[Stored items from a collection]
[start]
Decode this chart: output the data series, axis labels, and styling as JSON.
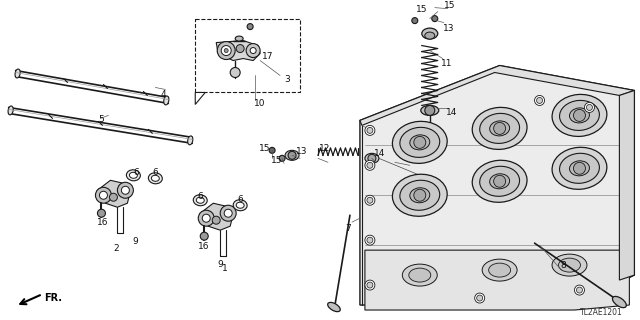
{
  "bg_color": "#ffffff",
  "diagram_code": "TL2AE1201",
  "fr_label": "FR.",
  "line_color": "#1a1a1a",
  "label_fontsize": 6.5,
  "label_color": "#111111",
  "figsize": [
    6.4,
    3.2
  ],
  "dpi": 100
}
[end]
Short task: Every line of text is to be repeated exactly; pictures are left out.

Response for this exercise:
Decode this chart: output the data series, axis labels, and styling as JSON.
{
  "bg_color": "#ffffff",
  "diagram_code": "TL2AE1201",
  "fr_label": "FR.",
  "line_color": "#1a1a1a",
  "label_fontsize": 6.5,
  "label_color": "#111111",
  "figsize": [
    6.4,
    3.2
  ],
  "dpi": 100
}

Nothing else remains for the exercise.